Rows from a dataset
== == ==
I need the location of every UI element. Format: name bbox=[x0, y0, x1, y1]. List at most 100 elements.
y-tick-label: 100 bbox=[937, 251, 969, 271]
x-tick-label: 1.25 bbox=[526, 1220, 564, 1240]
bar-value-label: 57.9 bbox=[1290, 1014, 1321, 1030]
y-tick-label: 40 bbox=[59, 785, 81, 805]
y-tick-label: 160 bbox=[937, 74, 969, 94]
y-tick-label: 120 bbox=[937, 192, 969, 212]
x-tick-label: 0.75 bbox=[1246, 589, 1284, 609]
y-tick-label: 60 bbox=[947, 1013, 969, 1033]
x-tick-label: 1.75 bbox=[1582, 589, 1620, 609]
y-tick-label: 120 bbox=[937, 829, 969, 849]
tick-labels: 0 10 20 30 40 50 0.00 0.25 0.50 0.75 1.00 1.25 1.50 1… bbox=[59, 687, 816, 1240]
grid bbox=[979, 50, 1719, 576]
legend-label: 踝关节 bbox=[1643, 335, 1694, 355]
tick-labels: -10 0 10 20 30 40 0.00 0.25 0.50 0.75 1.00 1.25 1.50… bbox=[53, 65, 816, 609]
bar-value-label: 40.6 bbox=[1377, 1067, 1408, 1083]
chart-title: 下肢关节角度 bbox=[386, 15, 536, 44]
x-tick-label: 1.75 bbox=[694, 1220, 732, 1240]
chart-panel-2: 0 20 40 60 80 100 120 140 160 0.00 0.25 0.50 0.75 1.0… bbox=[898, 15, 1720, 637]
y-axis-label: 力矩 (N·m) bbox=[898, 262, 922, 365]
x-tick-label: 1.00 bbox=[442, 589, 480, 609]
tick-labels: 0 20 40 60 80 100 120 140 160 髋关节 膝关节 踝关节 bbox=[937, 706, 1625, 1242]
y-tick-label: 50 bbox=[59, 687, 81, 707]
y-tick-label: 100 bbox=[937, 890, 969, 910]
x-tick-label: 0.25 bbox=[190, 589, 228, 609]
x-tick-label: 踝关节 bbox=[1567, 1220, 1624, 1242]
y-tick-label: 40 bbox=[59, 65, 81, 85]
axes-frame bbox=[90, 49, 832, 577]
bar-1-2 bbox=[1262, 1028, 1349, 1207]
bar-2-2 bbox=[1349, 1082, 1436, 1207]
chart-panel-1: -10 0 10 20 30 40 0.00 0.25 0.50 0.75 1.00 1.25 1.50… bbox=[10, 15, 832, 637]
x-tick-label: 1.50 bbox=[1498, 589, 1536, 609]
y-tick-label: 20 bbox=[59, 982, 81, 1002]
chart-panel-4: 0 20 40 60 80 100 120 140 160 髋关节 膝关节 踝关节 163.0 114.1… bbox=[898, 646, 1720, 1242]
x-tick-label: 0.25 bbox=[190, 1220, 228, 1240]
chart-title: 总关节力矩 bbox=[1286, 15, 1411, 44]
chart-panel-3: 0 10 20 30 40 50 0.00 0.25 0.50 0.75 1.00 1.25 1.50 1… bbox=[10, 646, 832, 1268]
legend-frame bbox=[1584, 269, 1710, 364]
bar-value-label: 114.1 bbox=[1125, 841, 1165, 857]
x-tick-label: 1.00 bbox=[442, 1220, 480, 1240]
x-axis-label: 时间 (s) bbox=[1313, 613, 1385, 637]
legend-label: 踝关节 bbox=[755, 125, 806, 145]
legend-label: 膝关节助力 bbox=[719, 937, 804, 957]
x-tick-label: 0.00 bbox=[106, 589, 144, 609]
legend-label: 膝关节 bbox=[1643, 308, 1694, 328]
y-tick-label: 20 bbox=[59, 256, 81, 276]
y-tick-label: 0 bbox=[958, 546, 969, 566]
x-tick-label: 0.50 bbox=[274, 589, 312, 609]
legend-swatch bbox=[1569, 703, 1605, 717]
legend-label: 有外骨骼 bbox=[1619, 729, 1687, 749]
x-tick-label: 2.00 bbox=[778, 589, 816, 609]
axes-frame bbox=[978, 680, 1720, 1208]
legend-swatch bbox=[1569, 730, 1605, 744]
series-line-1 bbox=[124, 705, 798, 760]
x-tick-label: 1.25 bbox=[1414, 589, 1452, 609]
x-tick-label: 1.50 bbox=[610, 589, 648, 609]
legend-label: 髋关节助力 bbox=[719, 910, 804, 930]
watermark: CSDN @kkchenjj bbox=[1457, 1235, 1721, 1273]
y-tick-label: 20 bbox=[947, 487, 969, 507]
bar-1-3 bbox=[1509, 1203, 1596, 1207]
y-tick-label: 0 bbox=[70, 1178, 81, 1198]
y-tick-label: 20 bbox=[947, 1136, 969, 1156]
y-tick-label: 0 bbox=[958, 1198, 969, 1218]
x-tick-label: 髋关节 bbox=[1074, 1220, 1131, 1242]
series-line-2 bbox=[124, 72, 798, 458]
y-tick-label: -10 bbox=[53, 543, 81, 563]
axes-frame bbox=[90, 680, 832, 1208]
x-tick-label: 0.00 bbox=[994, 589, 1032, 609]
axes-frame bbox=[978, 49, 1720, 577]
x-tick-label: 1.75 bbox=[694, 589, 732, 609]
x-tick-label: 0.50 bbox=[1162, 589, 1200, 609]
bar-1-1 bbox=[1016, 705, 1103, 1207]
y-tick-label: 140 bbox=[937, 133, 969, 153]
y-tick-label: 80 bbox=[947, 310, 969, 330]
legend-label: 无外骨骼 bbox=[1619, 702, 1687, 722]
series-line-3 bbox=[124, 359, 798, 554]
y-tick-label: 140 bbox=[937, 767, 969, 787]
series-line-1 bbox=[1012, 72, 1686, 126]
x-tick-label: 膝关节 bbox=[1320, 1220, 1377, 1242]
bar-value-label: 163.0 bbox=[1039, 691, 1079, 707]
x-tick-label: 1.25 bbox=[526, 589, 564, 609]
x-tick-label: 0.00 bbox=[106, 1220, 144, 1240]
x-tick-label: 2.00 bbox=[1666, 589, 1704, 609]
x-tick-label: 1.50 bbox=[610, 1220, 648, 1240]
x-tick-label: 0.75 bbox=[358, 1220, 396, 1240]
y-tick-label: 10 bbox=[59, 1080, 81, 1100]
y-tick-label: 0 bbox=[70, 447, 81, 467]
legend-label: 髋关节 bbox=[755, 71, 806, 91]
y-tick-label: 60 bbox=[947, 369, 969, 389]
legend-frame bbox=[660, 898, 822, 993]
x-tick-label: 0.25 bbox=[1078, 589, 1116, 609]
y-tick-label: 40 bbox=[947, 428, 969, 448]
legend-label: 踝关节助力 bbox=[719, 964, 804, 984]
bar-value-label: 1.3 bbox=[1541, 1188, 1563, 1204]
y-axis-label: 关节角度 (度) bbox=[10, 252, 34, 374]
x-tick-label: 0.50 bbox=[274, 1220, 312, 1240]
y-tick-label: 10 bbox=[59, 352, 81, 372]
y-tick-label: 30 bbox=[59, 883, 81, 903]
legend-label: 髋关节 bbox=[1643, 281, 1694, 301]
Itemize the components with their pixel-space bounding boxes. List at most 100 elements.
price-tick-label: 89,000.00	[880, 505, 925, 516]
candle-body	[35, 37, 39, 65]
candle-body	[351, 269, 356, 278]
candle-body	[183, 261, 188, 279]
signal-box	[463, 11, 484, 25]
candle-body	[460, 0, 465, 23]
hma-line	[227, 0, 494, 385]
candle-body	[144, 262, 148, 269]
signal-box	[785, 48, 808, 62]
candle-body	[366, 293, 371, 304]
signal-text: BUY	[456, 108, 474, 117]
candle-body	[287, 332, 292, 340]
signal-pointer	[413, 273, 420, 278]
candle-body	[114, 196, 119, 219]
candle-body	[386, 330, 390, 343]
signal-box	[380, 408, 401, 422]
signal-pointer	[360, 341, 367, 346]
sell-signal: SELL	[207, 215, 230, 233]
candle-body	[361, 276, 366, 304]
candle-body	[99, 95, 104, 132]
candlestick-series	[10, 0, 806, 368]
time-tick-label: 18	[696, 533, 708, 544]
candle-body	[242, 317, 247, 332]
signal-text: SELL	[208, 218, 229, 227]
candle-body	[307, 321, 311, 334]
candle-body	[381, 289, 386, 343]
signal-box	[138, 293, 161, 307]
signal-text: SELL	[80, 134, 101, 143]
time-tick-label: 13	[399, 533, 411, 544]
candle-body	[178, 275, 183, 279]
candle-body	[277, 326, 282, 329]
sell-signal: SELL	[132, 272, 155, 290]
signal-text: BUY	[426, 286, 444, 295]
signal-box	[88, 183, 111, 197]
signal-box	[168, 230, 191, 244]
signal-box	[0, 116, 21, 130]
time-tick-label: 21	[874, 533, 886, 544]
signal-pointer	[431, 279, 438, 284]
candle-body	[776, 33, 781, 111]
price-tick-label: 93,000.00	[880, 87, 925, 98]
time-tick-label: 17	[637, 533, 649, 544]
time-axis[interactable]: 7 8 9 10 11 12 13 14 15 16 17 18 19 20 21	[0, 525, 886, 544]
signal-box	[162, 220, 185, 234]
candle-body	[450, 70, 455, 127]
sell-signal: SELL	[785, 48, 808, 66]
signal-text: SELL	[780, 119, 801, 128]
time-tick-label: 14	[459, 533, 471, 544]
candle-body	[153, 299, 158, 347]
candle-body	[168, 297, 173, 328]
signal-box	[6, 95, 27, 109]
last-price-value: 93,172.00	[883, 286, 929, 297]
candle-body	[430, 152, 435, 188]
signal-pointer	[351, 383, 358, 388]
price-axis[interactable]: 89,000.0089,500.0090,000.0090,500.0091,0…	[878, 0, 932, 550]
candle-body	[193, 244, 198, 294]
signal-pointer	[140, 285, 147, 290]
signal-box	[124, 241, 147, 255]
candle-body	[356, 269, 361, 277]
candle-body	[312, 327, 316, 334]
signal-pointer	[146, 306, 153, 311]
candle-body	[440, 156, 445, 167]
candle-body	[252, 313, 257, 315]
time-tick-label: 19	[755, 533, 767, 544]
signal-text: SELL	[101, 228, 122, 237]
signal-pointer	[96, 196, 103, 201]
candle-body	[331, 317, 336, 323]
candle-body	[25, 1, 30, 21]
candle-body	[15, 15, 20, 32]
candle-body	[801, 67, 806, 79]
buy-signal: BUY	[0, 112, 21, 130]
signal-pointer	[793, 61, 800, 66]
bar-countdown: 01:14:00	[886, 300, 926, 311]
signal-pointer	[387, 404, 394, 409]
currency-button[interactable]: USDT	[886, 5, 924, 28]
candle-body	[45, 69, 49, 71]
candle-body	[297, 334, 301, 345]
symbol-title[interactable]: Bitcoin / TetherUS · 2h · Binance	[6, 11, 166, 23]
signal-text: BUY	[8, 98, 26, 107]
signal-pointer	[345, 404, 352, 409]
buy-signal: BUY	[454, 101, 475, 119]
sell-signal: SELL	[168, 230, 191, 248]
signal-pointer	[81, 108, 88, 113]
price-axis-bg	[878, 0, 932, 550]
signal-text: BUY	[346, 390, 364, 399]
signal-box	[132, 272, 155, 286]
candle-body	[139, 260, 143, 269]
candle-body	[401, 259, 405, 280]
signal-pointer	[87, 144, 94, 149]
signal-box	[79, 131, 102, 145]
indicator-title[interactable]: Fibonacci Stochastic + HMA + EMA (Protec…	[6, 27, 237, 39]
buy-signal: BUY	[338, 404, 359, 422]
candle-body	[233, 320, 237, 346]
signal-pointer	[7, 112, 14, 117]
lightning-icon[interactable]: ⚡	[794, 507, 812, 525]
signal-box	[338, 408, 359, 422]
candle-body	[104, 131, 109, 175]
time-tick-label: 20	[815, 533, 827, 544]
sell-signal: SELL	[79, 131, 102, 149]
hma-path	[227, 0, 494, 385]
== == ==
■ Task requirements ■
Copy out, word for word, the lines from the start of the records through the line with "x-tick-label: 1.75 bbox=[1582, 589, 1620, 609]", including both the first line and that one.

■ Written solution ■
I need the location of every UI element. Format: name bbox=[x0, y0, x1, y1]. List at most 100 elements.
y-tick-label: 100 bbox=[937, 251, 969, 271]
x-tick-label: 1.25 bbox=[526, 1220, 564, 1240]
bar-value-label: 57.9 bbox=[1290, 1014, 1321, 1030]
y-tick-label: 40 bbox=[59, 785, 81, 805]
y-tick-label: 160 bbox=[937, 74, 969, 94]
y-tick-label: 120 bbox=[937, 192, 969, 212]
x-tick-label: 0.75 bbox=[1246, 589, 1284, 609]
y-tick-label: 60 bbox=[947, 1013, 969, 1033]
x-tick-label: 1.75 bbox=[1582, 589, 1620, 609]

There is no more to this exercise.